*Stated goal*. Copy every line of the records below where the word "了解它们的的合成部位及主要作用" occurs.

*Information given*.
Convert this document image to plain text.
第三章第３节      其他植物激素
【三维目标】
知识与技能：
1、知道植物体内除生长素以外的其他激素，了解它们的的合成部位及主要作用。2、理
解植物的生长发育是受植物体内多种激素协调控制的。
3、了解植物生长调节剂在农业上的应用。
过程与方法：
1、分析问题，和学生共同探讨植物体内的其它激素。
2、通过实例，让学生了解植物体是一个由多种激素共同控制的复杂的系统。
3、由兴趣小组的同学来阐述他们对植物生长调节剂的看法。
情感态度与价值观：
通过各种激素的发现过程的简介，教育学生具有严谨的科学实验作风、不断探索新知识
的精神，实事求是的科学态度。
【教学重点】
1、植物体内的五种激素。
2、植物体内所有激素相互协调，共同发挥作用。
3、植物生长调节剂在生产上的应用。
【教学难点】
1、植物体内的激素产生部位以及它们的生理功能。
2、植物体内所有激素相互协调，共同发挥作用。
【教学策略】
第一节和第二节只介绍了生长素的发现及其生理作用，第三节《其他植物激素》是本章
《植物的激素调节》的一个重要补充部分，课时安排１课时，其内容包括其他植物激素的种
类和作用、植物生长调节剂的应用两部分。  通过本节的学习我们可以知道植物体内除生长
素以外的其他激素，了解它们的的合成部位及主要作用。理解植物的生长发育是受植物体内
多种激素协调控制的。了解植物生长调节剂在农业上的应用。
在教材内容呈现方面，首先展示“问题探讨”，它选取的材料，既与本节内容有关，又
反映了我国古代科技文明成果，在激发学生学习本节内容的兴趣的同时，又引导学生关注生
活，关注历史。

*Output*.
1、知道植物体内除生长素以外的其他激素，了解它们的的合成部位及主要作用。2、理
素以外的其他激素，了解它们的的合成部位及主要作用。理解植物的生长发育是受植物体内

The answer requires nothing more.